Source records

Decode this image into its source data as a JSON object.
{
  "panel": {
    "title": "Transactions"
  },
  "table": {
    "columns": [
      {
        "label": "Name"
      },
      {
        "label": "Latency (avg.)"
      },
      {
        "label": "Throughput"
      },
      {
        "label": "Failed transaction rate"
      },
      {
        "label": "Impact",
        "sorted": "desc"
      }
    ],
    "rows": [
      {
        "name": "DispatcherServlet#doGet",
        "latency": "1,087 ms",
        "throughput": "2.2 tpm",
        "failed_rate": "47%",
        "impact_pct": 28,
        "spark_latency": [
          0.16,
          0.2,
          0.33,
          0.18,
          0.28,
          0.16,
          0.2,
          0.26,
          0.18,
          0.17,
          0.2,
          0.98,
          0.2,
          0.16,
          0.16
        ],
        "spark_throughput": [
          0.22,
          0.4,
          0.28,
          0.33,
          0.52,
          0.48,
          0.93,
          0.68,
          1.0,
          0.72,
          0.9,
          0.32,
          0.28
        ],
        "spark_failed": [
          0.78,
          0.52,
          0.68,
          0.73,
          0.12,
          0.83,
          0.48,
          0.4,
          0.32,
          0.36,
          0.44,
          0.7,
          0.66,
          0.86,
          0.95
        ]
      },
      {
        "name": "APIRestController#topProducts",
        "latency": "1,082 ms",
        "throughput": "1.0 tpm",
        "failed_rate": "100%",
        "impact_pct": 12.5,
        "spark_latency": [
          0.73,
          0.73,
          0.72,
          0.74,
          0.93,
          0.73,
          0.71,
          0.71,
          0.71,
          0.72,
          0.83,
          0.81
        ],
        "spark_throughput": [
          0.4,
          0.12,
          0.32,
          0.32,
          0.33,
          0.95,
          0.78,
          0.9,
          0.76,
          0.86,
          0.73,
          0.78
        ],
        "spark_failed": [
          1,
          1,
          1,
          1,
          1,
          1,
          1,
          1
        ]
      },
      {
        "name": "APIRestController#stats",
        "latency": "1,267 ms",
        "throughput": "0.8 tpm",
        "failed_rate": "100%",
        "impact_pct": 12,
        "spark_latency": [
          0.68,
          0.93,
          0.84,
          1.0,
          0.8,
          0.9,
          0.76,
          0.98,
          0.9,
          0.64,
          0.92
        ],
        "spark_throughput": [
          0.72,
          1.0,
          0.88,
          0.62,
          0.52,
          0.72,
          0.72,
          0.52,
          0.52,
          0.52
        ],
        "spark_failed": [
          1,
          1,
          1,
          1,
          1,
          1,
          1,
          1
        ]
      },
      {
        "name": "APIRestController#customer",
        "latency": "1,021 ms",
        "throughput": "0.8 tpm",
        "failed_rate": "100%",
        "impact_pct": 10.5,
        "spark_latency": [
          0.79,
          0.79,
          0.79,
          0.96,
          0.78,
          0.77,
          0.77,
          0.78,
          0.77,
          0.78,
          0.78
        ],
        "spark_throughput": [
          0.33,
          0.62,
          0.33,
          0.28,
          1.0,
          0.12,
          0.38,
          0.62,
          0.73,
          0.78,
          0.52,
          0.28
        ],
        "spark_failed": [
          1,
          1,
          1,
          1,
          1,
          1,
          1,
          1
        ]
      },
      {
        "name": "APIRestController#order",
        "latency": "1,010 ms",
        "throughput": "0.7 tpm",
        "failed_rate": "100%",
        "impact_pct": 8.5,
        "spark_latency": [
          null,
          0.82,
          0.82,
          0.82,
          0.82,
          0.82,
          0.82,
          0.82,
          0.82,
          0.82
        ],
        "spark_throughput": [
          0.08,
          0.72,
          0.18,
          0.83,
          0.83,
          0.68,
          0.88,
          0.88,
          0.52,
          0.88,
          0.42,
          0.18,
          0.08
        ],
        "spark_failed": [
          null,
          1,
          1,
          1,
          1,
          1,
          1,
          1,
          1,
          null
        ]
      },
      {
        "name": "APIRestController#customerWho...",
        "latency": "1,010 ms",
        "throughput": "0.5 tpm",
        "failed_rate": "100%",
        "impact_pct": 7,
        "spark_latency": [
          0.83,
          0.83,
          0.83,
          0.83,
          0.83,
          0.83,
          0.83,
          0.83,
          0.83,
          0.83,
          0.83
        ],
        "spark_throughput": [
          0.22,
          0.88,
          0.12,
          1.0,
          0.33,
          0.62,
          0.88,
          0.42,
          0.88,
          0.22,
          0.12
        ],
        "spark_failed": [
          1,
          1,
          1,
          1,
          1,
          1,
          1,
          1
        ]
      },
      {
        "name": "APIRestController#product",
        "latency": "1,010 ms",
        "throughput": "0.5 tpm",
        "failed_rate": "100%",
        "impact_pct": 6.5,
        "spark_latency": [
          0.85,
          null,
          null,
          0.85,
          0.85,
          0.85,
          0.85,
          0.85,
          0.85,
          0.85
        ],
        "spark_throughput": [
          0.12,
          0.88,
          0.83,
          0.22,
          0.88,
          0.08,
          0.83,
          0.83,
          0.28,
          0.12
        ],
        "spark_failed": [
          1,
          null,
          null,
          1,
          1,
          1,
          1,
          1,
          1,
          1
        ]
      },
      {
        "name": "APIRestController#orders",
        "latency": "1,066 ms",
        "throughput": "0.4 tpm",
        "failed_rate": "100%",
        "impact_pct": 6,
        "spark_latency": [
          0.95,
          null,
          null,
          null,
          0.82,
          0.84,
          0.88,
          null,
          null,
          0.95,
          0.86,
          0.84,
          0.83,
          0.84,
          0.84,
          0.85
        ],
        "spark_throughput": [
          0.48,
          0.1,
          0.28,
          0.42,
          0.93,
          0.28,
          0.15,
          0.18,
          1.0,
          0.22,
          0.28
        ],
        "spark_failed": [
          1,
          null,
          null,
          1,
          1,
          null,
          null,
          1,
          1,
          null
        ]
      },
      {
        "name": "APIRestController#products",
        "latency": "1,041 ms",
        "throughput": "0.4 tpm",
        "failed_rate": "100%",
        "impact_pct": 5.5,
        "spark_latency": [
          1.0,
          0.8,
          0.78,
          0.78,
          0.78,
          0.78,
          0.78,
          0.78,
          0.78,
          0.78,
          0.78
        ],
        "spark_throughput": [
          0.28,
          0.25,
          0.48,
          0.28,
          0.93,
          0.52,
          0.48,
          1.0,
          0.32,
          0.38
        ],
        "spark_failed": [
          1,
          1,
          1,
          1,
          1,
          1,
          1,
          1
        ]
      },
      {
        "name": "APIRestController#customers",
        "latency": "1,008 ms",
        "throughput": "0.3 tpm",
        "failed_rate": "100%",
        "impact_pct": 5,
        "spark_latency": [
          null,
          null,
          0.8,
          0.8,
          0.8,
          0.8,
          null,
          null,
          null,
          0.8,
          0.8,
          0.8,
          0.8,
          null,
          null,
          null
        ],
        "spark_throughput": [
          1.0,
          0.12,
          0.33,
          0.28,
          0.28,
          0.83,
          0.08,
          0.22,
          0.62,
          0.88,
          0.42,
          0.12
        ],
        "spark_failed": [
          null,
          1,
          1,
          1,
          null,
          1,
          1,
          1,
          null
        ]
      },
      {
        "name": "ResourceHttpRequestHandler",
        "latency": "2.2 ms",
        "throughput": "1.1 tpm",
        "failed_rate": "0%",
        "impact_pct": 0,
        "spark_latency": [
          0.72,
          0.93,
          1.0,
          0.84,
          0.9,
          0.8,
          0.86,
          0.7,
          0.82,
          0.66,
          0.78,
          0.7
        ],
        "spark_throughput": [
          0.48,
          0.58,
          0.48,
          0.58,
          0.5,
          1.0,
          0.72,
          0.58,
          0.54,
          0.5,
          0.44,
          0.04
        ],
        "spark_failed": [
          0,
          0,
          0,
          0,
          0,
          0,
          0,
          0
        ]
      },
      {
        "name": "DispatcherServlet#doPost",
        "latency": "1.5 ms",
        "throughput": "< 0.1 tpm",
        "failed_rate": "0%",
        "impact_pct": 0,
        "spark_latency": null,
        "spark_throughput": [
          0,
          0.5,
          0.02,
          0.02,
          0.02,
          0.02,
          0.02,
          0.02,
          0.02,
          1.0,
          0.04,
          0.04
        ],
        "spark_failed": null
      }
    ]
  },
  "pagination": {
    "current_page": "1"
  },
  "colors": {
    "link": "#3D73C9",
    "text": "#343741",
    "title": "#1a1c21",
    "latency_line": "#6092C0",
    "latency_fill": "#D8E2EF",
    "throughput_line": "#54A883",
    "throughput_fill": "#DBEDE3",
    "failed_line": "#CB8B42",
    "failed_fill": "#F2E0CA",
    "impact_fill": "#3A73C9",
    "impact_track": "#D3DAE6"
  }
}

#### Instructions for the task
Pull every line containing the word "label" out of the material and copy it.

#### Complete output
        "label": "Name"
        "label": "Latency (avg.)"
        "label": "Throughput"
        "label": "Failed transaction rate"
        "label": "Impact",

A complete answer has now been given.